## BEGIN SOURCE RECORDS

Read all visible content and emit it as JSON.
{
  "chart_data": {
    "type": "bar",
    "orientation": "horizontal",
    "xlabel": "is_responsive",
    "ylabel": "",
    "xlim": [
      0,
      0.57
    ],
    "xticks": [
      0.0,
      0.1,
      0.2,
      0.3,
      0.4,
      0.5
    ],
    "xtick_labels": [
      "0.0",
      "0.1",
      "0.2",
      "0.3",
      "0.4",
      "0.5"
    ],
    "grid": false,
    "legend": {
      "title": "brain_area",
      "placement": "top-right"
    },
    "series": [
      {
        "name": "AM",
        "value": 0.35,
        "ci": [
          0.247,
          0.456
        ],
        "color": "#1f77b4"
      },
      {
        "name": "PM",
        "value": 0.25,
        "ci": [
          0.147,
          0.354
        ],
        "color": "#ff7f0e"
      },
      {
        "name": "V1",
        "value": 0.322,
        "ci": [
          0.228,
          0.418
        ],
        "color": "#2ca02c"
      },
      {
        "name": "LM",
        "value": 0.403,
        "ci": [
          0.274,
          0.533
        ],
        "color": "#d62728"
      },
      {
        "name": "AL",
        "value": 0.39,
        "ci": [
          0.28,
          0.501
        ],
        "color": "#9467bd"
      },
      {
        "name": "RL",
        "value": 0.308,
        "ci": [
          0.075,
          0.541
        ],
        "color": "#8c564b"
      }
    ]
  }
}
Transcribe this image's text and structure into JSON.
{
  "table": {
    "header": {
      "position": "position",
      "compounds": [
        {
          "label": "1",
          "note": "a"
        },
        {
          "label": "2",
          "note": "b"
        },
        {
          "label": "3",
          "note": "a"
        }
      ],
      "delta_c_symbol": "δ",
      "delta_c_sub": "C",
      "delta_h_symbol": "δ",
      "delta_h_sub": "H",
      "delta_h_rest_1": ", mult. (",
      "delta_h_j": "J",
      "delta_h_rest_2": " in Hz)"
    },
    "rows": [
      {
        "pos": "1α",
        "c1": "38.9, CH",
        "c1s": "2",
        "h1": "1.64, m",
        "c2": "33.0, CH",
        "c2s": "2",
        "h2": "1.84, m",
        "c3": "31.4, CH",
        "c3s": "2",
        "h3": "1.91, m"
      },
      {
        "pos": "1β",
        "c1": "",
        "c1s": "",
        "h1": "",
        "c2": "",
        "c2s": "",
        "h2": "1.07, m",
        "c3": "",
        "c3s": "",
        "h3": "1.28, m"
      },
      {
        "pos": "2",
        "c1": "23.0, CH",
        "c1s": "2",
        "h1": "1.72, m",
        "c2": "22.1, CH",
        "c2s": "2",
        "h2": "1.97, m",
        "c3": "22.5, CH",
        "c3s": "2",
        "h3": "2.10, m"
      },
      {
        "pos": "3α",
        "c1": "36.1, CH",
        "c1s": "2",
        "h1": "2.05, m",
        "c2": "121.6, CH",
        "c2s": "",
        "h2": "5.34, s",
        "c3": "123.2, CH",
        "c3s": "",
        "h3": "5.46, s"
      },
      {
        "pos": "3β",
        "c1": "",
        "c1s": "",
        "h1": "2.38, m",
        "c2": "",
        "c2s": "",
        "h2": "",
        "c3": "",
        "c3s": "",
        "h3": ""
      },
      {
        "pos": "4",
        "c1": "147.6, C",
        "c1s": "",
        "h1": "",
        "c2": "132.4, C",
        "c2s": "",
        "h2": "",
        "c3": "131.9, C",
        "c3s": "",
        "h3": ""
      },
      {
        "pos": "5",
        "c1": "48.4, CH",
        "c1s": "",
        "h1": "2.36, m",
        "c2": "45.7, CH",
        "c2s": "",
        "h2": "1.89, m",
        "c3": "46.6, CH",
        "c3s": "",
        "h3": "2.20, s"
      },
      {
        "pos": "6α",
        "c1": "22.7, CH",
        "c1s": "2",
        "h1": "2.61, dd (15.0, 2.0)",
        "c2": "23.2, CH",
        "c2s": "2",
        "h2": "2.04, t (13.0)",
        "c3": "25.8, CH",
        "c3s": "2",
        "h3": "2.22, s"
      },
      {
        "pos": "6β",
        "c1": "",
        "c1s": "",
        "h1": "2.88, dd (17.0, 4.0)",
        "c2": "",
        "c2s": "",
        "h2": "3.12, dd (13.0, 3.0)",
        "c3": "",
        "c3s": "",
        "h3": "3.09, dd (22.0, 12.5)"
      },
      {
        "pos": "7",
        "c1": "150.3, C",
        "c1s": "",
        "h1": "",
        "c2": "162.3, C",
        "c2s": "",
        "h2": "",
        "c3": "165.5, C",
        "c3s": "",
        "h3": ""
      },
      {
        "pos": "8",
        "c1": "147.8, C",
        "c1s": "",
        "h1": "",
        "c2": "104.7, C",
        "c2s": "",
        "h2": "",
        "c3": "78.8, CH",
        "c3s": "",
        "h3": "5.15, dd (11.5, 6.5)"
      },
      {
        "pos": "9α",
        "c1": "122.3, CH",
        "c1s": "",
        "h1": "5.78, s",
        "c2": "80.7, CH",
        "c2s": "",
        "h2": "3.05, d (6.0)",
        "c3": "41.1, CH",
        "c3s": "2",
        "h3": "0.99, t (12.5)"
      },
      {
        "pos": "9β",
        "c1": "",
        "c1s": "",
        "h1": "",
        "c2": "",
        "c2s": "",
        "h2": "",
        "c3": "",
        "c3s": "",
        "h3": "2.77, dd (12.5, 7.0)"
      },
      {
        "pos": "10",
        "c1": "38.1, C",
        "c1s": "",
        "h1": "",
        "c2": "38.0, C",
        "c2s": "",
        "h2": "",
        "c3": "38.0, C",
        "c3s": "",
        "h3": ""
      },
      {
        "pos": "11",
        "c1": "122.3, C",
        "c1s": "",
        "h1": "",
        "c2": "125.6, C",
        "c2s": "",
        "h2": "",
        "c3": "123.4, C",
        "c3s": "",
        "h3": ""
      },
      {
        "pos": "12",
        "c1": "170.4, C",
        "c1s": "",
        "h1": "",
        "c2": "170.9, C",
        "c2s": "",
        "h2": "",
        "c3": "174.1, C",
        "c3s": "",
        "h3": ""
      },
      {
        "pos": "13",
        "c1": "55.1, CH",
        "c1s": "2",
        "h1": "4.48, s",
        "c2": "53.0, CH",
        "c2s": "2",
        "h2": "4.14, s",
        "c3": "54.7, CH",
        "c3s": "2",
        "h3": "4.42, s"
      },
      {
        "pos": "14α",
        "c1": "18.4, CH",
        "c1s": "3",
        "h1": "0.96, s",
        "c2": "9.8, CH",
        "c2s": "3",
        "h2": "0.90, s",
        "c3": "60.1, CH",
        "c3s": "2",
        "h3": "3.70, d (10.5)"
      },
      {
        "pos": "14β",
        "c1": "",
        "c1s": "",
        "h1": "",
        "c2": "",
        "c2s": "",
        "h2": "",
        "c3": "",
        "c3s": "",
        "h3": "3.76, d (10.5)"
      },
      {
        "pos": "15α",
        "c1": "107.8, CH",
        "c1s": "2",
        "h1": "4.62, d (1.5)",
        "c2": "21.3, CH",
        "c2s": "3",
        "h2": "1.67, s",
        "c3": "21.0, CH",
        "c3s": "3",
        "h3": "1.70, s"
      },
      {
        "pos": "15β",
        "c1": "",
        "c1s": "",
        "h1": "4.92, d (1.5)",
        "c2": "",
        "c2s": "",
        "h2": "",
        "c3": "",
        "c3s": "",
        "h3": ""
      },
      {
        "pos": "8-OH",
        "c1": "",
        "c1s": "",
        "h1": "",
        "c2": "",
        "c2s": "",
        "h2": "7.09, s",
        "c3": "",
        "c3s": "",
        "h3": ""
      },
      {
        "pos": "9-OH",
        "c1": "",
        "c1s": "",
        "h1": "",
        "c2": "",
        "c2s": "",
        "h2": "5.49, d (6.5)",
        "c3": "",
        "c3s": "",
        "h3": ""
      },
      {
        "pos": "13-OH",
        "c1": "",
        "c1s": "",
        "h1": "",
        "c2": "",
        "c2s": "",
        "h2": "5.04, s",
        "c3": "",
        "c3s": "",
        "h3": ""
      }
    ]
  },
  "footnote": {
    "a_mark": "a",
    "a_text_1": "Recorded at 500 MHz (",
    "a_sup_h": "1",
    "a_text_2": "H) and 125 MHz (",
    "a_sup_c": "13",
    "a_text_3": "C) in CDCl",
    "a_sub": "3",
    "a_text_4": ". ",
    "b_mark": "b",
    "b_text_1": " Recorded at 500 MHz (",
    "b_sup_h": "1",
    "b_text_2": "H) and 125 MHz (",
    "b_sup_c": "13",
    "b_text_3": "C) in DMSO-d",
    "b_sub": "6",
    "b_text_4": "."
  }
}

## END SOURCE RECORDS

Scan the material above for the string "name" and return the lines that hold it.

        "name": "AM",
        "name": "PM",
        "name": "V1",
        "name": "LM",
        "name": "AL",
        "name": "RL",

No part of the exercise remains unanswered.